A faithful transcription of all the data is required.

Dataset rows:
..........

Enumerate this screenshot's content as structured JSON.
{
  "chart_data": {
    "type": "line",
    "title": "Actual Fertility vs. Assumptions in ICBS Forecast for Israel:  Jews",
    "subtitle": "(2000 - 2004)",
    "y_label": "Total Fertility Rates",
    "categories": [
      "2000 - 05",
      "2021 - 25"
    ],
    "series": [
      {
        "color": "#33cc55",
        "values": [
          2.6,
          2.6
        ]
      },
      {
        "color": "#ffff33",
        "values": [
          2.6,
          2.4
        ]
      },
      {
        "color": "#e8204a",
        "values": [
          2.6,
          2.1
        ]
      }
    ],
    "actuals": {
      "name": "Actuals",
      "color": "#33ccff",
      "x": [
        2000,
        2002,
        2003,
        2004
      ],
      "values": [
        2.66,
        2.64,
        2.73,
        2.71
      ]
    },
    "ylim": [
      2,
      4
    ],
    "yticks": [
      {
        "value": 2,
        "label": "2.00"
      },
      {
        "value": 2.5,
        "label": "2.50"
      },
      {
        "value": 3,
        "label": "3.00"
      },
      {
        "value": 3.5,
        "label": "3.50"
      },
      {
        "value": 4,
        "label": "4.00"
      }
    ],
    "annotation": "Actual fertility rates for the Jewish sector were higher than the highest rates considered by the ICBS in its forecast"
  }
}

..........

[RESPONSE TO THE EXERCISE]:
Enumerate this screenshot's content as structured JSON.
{
  "chart_data": {
    "type": "line",
    "title": "Actual Fertility vs. Assumptions in ICBS Forecast for Israel:  Jews",
    "subtitle": "(2000 - 2004)",
    "y_label": "Total Fertility Rates",
    "categories": [
      "2000 - 05",
      "2021 - 25"
    ],
    "series": [
      {
        "color": "#33cc55",
        "values": [
          2.6,
          2.6
        ]
      },
      {
        "color": "#ffff33",
        "values": [
          2.6,
          2.4
        ]
      },
      {
        "color": "#e8204a",
        "values": [
          2.6,
          2.1
        ]
      }
    ],
    "actuals": {
      "name": "Actuals",
      "color": "#33ccff",
      "x": [
        2000,
        2002,
        2003,
        2004
      ],
      "values": [
        2.66,
        2.64,
        2.73,
        2.71
      ]
    },
    "ylim": [
      2,
      4
    ],
    "yticks": [
      {
        "value": 2,
        "label": "2.00"
      },
      {
        "value": 2.5,
        "label": "2.50"
      },
      {
        "value": 3,
        "label": "3.00"
      },
      {
        "value": 3.5,
        "label": "3.50"
      },
      {
        "value": 4,
        "label": "4.00"
      }
    ],
    "annotation": "Actual fertility rates for the Jewish sector were higher than the highest rates considered by the ICBS in its forecast"
  }
}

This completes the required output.